### TASK:
Search the data below for the string "color". Extract every line that contains it.

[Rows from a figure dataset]
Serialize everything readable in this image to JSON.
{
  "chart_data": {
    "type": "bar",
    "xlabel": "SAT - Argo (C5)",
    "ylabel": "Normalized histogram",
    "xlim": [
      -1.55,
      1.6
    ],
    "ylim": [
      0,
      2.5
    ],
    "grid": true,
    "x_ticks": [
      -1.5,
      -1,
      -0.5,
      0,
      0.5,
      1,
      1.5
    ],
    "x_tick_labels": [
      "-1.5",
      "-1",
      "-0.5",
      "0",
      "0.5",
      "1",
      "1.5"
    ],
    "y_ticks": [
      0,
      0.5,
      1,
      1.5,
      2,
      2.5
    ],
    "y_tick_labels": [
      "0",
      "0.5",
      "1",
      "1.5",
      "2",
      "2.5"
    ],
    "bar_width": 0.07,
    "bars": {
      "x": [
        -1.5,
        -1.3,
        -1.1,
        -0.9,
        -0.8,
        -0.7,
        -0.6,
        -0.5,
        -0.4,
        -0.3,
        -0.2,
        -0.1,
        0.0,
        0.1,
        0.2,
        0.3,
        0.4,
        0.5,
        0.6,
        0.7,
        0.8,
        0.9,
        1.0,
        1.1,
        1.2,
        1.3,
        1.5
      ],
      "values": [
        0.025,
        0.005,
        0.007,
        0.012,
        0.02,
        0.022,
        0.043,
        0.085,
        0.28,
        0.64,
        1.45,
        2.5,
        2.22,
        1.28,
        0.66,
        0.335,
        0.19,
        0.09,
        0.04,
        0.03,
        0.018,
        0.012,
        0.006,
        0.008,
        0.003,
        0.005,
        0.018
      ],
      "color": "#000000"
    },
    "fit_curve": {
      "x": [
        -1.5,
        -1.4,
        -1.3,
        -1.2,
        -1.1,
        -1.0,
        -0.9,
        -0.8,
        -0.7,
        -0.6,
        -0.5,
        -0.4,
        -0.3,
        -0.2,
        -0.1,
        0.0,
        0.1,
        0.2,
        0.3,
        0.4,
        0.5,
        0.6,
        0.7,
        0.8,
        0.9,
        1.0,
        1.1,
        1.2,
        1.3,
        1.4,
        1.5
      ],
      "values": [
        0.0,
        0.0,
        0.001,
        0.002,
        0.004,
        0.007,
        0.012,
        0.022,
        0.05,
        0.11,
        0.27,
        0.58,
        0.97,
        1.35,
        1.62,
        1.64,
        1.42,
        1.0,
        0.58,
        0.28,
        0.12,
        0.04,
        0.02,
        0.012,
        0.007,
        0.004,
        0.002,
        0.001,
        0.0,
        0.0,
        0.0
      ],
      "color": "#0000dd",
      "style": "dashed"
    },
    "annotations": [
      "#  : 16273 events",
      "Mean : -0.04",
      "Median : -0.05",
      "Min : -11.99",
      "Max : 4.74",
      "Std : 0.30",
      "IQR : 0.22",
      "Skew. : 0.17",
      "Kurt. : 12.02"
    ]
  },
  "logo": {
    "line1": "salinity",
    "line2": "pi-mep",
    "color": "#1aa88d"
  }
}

### RESPONSE TO THIS EXERCISE:
      "color": "#000000"
      "color": "#0000dd",
    "color": "#1aa88d"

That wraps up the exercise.